[BEGIN]

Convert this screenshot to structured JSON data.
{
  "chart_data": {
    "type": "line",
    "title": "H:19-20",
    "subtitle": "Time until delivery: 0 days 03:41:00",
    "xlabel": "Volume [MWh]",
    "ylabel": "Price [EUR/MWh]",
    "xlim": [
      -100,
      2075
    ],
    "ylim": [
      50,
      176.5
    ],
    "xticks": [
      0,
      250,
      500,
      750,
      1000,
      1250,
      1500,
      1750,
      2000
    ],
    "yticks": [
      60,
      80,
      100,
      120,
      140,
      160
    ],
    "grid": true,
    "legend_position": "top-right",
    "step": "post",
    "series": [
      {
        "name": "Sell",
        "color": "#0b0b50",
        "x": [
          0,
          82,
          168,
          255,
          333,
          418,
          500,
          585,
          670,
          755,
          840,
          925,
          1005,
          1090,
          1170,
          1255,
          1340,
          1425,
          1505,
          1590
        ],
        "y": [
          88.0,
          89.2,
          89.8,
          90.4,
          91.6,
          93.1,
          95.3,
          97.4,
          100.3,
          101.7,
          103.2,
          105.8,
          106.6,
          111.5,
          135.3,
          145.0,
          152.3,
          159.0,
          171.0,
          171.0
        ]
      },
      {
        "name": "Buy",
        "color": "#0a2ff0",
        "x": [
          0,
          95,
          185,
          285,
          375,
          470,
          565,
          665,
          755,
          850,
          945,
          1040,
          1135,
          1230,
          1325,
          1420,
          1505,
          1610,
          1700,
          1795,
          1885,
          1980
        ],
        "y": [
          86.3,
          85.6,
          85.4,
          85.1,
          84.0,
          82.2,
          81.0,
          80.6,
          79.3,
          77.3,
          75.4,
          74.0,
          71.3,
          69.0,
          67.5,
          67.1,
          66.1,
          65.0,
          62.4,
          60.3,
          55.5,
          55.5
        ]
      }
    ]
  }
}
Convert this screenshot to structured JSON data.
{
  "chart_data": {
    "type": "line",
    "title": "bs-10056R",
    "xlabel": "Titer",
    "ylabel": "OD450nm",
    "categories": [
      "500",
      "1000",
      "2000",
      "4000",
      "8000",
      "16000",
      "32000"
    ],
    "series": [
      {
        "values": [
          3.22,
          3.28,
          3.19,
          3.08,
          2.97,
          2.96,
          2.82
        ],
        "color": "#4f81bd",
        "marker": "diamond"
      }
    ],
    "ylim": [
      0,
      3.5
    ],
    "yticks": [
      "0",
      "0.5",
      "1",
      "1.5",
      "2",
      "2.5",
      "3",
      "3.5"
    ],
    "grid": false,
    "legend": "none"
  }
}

[END]

Among the entries above, how many lines hold the string "ylabel"? Give the number by itself.

2